Exercise objective -
Search the listing for "type" and copy every line where it appears.

============================================================

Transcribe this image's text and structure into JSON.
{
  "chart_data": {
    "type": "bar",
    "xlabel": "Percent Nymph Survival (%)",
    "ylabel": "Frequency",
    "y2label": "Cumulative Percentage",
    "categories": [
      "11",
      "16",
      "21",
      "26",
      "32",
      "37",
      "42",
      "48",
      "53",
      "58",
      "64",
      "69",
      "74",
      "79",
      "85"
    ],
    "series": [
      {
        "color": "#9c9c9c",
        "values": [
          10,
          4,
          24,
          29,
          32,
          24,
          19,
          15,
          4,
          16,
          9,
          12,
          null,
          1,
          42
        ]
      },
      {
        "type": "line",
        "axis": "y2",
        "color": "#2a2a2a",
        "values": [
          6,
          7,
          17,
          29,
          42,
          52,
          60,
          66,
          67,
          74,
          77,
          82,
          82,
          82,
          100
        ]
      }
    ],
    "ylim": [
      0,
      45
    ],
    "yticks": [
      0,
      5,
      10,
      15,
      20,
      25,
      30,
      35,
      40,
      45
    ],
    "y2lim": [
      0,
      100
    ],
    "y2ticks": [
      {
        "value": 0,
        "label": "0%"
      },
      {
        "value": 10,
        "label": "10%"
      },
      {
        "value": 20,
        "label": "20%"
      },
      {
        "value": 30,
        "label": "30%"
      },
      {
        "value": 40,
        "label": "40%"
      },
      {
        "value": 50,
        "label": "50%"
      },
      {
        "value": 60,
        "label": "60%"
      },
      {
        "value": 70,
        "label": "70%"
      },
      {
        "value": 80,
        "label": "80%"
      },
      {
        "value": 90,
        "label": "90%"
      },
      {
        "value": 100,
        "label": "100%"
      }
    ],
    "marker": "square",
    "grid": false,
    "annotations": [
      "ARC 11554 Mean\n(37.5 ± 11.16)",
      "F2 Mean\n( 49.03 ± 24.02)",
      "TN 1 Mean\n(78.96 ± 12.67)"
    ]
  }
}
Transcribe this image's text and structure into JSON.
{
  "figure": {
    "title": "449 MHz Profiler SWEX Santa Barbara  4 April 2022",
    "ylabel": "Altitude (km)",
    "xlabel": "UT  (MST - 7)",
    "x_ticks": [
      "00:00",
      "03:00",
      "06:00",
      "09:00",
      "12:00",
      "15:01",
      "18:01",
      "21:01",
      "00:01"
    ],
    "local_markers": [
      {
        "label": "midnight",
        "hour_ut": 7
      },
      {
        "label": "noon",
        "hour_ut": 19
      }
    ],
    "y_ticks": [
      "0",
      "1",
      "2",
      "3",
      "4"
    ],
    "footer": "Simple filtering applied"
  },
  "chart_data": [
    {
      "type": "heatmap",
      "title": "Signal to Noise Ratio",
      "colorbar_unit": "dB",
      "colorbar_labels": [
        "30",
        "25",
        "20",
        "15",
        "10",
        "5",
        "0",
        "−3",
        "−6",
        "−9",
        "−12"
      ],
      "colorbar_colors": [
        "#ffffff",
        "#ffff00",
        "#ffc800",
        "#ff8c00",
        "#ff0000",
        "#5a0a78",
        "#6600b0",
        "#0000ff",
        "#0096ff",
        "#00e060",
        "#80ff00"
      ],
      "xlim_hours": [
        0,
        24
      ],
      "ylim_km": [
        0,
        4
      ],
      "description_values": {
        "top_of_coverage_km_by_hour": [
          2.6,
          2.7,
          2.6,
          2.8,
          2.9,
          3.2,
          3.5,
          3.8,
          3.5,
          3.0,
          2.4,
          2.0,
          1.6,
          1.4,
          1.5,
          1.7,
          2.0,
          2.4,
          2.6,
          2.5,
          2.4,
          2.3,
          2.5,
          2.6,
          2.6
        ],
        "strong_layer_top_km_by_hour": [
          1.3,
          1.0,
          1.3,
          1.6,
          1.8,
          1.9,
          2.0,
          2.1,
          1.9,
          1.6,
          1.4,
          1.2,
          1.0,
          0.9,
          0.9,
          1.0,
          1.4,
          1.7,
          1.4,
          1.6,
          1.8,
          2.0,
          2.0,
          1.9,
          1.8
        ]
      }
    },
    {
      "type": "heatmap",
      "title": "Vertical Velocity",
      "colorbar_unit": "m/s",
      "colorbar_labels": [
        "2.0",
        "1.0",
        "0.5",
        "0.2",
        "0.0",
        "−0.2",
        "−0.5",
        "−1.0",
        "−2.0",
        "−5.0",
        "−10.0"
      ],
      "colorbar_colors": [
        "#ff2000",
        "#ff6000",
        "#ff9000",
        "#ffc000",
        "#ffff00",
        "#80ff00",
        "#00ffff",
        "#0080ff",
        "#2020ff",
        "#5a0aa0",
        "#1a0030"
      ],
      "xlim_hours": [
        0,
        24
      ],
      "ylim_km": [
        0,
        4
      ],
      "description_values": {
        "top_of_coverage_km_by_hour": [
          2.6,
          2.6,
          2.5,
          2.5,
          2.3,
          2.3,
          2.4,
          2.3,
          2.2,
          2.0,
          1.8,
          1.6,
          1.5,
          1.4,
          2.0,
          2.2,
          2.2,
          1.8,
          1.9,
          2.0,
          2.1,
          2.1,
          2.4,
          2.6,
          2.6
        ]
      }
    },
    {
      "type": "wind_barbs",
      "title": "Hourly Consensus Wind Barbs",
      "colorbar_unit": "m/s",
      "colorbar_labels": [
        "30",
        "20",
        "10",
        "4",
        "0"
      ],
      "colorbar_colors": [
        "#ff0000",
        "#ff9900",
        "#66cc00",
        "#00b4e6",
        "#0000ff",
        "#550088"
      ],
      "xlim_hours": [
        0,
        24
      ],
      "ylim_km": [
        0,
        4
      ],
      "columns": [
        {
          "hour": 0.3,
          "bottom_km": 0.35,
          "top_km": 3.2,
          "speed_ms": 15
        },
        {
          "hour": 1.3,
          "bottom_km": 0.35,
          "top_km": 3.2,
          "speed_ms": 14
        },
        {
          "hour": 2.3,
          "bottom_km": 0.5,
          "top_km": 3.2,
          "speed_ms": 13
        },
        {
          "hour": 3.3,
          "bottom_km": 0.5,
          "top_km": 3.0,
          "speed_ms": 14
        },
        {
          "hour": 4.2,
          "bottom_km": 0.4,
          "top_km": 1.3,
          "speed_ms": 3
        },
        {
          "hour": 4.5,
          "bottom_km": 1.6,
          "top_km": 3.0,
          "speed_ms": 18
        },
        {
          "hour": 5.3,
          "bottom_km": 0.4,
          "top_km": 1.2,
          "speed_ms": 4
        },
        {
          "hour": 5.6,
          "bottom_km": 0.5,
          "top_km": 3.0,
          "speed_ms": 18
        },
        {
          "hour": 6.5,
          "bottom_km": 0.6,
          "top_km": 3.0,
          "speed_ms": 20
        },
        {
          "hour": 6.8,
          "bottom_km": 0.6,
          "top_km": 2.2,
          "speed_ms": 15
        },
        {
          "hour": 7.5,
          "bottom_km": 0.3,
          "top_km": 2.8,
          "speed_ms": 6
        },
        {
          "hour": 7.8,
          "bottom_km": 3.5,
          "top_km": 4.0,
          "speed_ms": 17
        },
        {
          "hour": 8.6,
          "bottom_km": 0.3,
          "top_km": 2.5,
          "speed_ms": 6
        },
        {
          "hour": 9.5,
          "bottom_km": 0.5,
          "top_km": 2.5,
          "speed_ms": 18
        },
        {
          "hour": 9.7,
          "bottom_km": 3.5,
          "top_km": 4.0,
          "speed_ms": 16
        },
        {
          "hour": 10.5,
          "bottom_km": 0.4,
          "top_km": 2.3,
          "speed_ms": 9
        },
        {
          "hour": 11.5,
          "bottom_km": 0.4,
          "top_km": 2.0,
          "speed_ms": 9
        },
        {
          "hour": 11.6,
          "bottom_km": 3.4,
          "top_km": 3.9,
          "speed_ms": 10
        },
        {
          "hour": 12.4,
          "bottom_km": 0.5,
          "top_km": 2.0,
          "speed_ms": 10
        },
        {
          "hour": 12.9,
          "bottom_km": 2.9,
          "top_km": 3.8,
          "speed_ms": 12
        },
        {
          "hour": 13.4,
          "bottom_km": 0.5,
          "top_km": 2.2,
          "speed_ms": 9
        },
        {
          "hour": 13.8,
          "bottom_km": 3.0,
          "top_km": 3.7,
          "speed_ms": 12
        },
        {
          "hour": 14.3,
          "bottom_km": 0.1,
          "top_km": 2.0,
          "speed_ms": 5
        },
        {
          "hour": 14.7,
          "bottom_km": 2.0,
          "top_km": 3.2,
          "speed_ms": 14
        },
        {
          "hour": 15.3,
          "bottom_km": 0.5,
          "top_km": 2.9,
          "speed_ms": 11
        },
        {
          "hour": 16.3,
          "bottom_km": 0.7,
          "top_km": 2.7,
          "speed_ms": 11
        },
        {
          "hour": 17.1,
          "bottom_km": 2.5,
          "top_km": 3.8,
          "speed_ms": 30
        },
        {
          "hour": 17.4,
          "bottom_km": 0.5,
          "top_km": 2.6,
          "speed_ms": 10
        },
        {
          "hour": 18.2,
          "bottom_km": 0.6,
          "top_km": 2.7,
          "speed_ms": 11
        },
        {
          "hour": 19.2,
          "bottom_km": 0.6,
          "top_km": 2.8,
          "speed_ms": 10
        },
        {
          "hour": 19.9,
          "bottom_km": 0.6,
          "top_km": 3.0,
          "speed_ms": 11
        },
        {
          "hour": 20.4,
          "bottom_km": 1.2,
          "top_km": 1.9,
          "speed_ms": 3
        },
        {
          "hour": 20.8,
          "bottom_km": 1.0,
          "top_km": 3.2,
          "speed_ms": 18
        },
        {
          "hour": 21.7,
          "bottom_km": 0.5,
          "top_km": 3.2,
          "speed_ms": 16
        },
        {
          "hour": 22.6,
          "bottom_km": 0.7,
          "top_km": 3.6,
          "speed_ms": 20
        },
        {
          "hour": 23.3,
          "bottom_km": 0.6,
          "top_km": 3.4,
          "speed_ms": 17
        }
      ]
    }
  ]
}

============================================================

Response to this exercise -
    "type": "bar",
        "type": "line",
      "type": "heatmap",
      "type": "heatmap",
      "type": "wind_barbs",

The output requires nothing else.